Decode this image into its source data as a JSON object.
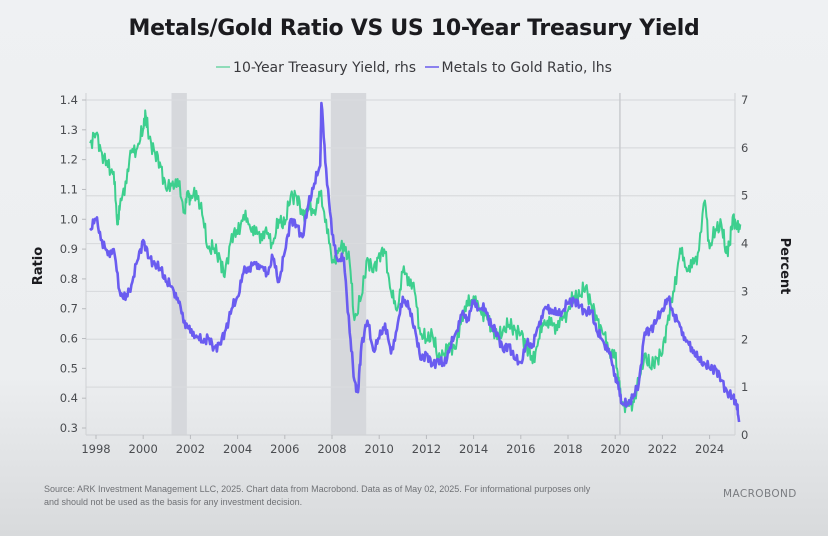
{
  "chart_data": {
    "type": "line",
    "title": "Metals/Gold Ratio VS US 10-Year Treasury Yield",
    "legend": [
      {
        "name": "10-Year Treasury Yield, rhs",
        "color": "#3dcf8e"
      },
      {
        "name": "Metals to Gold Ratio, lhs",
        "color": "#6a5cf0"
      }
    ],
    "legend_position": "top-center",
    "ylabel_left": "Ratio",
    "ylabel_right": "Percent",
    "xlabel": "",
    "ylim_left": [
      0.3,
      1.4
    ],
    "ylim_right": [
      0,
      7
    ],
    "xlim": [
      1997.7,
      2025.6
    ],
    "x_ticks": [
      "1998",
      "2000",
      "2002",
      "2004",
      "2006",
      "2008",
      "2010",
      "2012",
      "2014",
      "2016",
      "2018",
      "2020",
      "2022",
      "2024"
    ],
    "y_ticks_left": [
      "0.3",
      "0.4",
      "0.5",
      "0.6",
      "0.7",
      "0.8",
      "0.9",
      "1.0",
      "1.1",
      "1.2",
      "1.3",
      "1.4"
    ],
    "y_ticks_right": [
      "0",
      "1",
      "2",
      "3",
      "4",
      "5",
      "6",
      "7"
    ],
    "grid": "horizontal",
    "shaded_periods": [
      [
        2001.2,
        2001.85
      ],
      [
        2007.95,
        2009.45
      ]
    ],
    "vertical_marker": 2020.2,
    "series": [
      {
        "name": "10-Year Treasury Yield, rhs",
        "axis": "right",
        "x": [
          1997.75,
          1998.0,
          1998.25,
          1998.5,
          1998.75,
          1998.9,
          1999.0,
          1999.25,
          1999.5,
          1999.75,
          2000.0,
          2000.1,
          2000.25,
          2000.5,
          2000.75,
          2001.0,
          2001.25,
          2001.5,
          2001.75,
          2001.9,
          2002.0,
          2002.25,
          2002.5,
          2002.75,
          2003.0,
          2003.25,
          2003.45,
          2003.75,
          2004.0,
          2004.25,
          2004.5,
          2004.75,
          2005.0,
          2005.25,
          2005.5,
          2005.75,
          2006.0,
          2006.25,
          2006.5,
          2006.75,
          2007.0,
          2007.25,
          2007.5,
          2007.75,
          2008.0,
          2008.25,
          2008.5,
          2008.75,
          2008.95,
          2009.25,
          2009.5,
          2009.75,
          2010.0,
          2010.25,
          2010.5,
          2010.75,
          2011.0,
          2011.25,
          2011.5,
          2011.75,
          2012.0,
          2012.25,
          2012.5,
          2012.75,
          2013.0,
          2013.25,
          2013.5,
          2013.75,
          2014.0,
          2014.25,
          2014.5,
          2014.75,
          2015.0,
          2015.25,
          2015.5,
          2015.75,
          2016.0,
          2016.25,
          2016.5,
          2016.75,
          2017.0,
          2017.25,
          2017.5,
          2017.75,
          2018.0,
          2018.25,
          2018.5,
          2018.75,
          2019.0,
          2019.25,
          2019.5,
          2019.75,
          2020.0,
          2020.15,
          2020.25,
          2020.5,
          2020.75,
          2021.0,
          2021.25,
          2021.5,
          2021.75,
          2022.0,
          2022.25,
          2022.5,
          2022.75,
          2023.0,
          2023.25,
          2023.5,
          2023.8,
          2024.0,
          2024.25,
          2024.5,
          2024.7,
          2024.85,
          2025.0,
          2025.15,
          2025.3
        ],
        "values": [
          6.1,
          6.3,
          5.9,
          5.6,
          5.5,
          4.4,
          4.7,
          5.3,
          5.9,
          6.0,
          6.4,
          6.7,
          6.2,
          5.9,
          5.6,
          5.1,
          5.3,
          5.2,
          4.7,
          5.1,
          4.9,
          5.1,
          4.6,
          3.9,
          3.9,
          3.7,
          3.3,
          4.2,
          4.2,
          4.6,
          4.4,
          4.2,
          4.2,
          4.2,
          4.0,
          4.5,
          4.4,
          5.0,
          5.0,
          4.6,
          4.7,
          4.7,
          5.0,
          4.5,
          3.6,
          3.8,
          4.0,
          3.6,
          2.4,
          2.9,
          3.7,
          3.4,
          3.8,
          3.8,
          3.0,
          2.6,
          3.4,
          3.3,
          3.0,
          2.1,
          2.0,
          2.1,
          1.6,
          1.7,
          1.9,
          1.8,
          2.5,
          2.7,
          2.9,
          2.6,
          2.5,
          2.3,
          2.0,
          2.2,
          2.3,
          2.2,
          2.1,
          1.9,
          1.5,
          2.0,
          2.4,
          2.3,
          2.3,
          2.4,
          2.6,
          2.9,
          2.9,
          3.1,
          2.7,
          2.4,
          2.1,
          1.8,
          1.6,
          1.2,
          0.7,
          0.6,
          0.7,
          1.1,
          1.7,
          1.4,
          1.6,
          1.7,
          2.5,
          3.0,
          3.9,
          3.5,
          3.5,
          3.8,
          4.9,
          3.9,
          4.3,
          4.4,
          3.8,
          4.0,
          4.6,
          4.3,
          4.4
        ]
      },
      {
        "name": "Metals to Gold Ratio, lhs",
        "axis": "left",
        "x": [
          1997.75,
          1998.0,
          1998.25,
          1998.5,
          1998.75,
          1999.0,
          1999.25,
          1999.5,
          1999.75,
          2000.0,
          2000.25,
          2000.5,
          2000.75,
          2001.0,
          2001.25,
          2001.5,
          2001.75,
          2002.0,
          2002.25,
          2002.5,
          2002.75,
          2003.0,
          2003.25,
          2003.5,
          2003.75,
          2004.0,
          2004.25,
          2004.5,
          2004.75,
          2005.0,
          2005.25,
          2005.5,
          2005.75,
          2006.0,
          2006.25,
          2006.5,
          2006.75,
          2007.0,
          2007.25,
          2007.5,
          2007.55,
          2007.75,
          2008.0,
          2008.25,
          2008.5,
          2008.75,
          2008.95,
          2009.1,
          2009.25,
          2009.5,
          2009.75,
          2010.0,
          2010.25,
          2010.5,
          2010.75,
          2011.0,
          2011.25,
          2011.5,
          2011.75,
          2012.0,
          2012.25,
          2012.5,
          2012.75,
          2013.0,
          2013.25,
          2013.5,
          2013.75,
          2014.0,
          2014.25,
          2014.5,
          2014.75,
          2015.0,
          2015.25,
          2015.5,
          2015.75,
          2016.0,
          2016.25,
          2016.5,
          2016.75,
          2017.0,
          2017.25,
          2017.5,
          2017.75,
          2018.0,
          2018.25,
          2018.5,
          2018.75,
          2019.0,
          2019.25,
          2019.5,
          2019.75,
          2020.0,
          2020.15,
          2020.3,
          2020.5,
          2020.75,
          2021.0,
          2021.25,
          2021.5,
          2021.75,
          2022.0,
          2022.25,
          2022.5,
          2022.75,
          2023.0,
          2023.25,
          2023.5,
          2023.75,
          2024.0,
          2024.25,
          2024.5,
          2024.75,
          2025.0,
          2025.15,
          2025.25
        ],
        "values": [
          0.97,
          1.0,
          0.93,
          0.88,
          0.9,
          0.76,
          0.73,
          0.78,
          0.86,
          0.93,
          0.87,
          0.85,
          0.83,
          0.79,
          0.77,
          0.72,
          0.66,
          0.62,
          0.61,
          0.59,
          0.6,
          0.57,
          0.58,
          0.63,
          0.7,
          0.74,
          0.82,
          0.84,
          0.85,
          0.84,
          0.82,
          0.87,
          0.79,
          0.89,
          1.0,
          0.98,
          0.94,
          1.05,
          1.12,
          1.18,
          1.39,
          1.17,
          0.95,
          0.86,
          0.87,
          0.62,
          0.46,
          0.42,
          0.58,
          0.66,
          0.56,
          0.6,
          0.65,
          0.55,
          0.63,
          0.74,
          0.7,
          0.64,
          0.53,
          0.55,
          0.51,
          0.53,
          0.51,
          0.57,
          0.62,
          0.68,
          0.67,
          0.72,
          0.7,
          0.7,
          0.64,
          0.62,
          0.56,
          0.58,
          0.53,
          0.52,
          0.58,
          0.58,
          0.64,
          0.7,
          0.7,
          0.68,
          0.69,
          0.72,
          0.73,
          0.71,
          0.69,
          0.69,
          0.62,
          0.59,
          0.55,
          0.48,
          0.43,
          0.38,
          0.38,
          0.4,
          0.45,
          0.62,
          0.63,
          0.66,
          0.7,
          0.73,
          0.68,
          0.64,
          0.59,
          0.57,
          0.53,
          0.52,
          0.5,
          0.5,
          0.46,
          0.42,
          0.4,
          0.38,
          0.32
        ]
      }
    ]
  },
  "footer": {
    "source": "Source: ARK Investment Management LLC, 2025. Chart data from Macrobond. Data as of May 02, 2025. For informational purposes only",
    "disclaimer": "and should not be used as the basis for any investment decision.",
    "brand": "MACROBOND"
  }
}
——
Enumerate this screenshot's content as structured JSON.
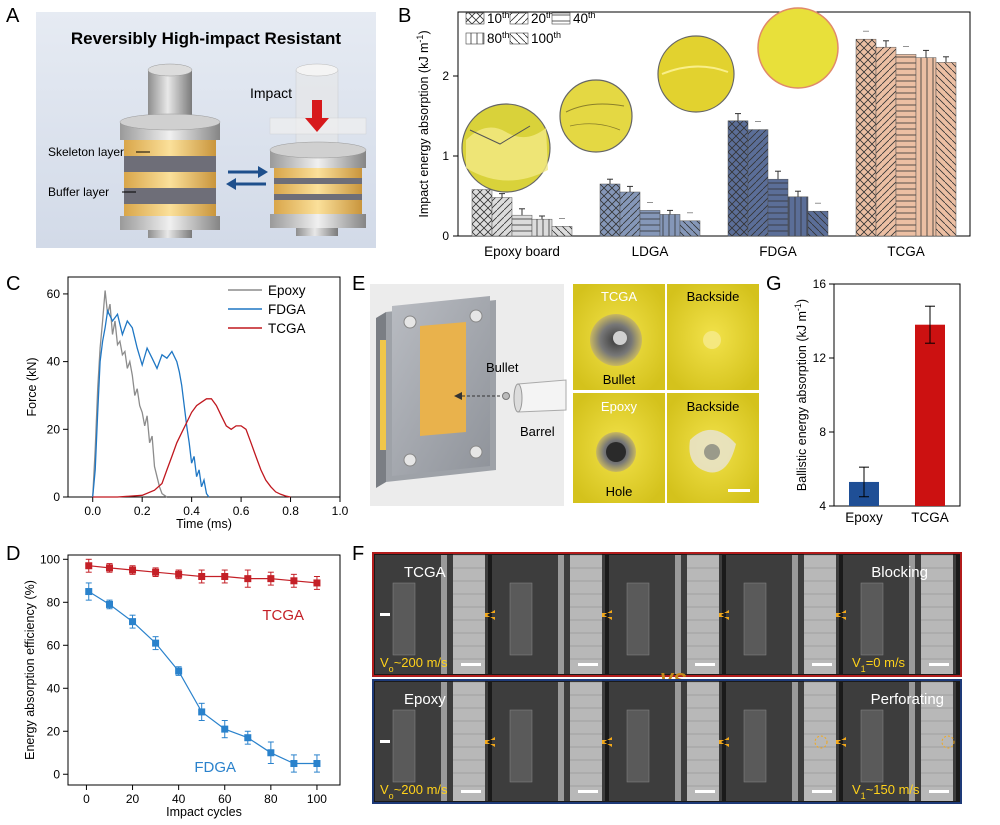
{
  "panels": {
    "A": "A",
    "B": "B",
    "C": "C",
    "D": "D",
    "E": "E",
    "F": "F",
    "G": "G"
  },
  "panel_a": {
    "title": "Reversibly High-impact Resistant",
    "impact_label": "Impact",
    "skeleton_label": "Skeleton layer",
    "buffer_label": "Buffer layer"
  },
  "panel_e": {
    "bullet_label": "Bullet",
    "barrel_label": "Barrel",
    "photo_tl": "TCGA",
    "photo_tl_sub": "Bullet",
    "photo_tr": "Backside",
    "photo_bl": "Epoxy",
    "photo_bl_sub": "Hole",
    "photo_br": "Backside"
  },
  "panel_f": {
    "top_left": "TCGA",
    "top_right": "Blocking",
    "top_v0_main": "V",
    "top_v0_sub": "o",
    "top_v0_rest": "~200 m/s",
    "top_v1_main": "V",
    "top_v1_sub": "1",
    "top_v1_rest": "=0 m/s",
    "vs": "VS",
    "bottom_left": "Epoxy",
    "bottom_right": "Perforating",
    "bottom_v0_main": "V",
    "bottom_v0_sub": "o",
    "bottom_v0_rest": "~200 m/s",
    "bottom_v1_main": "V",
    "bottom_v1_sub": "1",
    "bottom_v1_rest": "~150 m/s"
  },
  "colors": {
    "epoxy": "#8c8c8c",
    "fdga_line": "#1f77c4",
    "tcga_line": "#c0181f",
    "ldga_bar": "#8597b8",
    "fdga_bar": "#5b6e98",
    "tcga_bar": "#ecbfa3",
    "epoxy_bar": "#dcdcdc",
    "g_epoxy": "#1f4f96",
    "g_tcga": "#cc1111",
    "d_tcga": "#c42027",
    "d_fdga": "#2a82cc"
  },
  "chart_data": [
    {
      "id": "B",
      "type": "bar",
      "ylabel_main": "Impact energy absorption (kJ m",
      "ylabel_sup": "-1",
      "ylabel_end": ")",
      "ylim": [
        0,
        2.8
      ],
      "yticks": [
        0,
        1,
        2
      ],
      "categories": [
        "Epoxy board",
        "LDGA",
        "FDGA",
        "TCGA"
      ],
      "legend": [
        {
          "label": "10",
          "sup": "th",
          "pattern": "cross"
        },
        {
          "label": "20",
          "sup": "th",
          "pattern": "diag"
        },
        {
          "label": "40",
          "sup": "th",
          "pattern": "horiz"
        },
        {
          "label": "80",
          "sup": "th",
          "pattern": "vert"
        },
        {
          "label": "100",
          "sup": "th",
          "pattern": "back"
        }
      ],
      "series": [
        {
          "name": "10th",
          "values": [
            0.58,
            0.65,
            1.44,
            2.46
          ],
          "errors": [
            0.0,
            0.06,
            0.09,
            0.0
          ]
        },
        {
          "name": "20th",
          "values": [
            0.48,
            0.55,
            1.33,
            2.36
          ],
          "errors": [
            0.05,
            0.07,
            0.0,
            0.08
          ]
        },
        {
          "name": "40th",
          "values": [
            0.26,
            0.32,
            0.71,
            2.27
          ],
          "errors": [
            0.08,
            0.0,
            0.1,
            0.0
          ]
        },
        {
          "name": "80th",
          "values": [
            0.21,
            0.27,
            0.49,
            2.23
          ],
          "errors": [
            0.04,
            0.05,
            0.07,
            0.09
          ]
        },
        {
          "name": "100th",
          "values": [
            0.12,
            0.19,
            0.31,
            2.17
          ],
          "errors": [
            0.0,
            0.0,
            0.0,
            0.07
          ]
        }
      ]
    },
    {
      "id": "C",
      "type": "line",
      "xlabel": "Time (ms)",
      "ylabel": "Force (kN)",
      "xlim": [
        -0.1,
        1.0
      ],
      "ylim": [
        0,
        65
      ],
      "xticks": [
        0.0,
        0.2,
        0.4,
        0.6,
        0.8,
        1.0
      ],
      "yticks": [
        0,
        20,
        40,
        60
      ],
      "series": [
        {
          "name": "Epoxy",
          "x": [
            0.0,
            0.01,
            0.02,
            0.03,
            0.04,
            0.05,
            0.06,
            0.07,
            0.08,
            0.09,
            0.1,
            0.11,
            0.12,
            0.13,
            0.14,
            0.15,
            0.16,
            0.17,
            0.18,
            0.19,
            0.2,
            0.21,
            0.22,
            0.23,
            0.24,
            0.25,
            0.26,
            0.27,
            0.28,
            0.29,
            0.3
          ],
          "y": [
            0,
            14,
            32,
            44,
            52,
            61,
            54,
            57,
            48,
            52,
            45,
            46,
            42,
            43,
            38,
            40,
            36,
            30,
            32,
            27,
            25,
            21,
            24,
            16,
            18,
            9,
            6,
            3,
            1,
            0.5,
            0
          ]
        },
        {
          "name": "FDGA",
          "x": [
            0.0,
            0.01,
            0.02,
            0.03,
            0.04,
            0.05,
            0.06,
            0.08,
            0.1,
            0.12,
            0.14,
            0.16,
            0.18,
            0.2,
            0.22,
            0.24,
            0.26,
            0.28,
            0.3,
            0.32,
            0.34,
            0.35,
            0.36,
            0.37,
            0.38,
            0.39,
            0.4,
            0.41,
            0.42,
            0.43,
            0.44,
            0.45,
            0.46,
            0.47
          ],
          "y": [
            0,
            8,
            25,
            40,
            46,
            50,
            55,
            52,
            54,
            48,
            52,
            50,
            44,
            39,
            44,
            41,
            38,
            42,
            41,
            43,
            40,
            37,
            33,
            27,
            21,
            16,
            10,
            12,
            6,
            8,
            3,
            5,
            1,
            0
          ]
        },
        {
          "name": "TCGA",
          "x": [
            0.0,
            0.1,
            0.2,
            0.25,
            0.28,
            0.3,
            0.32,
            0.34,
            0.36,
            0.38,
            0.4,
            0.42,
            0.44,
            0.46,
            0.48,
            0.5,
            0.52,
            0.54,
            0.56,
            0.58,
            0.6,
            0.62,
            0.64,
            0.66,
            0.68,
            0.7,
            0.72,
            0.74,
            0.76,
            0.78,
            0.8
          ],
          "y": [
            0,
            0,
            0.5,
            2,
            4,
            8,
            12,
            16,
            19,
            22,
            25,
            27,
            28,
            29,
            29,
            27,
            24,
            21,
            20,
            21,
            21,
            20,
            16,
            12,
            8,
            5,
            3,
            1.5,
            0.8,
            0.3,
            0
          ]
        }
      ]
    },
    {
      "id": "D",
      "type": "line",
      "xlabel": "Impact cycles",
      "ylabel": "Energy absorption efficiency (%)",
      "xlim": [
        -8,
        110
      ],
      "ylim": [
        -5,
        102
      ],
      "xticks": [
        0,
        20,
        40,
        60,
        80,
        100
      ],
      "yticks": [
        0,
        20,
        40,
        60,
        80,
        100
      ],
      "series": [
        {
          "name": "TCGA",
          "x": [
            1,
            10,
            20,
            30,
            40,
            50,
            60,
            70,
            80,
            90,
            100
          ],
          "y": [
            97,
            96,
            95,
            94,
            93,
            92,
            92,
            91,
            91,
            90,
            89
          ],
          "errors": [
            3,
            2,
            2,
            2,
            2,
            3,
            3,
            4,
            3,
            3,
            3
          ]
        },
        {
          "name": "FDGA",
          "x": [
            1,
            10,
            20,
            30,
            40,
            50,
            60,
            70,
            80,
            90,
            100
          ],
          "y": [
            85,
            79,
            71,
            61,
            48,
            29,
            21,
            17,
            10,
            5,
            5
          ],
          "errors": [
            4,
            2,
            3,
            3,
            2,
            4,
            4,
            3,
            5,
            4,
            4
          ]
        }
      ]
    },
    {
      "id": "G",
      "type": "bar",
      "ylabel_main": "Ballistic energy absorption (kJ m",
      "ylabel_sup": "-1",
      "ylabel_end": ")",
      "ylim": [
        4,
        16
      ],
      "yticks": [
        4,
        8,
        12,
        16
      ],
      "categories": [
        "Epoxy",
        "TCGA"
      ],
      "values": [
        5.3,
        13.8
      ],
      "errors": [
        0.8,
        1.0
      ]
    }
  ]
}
——
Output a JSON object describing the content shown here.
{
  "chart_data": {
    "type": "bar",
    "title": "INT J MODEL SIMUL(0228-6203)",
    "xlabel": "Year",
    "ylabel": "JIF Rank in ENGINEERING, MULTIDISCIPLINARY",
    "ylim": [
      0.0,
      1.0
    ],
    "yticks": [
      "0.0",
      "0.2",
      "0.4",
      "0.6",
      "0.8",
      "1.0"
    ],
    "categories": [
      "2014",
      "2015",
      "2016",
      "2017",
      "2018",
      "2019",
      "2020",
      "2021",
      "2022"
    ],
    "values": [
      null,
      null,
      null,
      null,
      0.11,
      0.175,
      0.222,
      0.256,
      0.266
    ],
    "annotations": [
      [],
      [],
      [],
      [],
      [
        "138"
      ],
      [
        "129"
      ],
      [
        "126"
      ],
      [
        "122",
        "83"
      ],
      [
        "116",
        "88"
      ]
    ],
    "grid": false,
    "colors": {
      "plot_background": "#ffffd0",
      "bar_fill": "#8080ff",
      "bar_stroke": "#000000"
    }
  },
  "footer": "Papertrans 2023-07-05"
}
——
Look for lines containing the string "pattern" and copy them all.

          "pattern": "cross"
          "pattern": "diag"
          "pattern": "horiz"
          "pattern": "vert"
          "pattern": "back"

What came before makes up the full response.